--- Instructions for the task ---
Each line of the listing that contains the word "University" is to be copied.

(Saved data entries)
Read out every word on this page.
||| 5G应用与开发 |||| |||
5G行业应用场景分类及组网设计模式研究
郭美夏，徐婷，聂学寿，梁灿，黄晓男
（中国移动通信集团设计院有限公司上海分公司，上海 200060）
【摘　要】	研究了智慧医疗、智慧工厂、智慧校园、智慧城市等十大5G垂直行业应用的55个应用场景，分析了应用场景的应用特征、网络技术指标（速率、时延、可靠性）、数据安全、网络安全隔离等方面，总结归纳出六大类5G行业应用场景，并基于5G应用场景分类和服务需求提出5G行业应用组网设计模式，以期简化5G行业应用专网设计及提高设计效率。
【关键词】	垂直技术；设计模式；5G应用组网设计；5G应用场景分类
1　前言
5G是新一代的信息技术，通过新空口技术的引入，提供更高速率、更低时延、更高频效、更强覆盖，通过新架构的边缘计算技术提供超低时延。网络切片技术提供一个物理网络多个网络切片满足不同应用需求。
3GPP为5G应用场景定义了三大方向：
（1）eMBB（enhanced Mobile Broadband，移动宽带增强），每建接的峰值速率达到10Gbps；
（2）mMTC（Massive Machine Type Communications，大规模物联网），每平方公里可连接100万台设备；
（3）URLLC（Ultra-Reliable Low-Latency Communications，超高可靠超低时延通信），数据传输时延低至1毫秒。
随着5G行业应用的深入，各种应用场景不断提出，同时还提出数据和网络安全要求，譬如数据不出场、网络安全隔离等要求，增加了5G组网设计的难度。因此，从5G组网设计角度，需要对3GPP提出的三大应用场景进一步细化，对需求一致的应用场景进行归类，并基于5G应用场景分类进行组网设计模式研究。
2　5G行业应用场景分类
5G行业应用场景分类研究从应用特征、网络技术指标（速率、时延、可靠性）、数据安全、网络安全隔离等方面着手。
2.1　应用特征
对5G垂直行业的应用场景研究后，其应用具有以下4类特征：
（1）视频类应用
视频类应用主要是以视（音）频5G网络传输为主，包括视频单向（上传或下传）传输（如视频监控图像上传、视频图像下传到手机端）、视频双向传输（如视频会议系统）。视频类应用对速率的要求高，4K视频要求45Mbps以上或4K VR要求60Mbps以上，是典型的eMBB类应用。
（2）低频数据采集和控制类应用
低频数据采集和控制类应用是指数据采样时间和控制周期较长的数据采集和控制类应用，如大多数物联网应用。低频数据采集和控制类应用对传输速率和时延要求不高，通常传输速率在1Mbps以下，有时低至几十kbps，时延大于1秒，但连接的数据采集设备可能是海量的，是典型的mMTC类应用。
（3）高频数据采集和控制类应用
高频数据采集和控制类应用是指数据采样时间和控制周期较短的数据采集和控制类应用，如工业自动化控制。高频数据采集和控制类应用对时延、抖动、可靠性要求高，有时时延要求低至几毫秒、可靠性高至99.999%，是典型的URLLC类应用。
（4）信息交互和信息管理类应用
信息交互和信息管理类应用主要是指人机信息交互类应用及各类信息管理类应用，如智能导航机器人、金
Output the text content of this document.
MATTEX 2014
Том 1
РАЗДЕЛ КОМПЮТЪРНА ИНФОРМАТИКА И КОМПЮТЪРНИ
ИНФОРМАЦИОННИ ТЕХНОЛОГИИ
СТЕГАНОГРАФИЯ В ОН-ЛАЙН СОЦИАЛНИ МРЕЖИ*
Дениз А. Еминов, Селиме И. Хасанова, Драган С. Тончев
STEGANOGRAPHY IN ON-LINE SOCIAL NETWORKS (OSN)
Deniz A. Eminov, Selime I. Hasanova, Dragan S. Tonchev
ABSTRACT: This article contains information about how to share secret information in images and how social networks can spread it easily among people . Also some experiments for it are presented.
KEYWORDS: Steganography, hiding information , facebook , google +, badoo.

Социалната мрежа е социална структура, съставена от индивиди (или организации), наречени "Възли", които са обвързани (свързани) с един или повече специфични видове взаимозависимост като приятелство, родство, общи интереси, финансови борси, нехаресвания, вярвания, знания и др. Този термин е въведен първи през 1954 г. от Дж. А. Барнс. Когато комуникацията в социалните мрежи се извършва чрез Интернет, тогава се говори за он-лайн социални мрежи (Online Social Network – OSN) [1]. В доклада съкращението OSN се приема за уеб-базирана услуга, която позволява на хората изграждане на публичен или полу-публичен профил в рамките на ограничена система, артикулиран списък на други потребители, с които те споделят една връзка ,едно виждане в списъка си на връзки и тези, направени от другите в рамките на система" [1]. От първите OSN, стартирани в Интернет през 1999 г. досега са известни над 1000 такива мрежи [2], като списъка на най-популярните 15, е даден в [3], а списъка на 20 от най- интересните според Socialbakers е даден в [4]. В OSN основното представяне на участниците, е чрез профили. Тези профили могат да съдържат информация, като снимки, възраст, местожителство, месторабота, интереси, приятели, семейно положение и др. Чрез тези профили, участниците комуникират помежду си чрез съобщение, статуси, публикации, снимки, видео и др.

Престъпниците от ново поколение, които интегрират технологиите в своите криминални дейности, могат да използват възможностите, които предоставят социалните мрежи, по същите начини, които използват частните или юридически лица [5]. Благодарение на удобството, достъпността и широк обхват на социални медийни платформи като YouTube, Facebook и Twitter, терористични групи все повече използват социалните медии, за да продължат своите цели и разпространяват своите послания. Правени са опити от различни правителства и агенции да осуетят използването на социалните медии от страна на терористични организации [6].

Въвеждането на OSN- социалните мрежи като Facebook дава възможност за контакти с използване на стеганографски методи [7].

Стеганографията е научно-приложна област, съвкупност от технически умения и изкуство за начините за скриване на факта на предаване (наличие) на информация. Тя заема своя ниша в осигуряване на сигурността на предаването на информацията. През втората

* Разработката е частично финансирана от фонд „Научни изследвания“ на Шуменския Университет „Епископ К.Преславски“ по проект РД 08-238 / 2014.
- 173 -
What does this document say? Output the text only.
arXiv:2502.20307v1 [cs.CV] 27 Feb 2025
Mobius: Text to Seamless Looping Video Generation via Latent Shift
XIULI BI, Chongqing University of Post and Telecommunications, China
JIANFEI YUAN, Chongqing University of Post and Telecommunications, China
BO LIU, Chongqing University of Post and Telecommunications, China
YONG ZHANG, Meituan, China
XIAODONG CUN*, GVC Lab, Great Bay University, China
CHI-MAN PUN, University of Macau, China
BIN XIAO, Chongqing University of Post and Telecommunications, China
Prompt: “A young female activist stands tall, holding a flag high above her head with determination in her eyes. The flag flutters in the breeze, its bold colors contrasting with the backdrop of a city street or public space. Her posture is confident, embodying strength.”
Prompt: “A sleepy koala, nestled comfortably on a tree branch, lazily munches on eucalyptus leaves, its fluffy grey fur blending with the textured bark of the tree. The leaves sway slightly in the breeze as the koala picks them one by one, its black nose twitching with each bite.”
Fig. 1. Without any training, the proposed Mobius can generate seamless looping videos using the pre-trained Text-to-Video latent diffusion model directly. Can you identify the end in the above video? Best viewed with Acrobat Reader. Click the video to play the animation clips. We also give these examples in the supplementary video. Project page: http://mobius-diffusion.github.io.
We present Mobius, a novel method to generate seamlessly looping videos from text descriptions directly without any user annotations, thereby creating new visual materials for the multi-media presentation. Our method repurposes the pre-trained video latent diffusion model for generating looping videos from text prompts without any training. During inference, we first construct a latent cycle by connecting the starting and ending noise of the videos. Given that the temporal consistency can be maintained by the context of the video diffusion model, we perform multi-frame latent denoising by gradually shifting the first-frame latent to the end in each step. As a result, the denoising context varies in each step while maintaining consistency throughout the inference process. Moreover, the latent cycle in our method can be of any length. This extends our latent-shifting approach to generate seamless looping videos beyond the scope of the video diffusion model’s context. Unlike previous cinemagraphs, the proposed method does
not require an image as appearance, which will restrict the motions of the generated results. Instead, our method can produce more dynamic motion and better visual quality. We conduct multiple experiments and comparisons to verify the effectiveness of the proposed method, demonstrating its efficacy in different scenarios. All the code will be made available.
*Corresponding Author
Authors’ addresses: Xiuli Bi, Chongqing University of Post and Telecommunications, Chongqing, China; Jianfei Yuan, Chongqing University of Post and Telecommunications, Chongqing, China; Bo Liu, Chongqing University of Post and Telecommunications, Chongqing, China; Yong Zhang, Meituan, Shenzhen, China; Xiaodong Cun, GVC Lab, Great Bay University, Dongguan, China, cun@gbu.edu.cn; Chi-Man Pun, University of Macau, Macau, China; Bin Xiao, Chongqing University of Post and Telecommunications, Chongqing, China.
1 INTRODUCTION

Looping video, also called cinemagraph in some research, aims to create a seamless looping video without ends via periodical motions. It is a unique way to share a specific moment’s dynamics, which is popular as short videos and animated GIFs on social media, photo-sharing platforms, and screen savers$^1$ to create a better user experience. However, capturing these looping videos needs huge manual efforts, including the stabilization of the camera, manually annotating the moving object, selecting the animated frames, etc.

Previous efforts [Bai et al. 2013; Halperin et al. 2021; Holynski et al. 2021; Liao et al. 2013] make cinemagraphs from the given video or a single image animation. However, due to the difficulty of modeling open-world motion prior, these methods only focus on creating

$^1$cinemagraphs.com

...

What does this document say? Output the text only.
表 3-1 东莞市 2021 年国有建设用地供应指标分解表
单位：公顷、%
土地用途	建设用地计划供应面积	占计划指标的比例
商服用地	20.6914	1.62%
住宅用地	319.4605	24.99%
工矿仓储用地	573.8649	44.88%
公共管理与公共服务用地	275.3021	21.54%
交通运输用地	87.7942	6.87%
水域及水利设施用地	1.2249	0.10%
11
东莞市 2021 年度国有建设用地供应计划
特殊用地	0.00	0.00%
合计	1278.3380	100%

--- Solution to the problem ---
XIULI BI, Chongqing University of Post and Telecommunications, China
JIANFEI YUAN, Chongqing University of Post and Telecommunications, China
BO LIU, Chongqing University of Post and Telecommunications, China
XIAODONG CUN*, GVC Lab, Great Bay University, China
CHI-MAN PUN, University of Macau, China
BIN XIAO, Chongqing University of Post and Telecommunications, China
Authors’ addresses: Xiuli Bi, Chongqing University of Post and Telecommunications, Chongqing, China; Jianfei Yuan, Chongqing University of Post and Telecommunications, Chongqing, China; Bo Liu, Chongqing University of Post and Telecommunications, Chongqing, China; Yong Zhang, Meituan, Shenzhen, China; Xiaodong Cun, GVC Lab, Great Bay University, Dongguan, China, cun@gbu.edu.cn; Chi-Man Pun, University of Macau, Macau, China; Bin Xiao, Chongqing University of Post and Telecommunications, Chongqing, China.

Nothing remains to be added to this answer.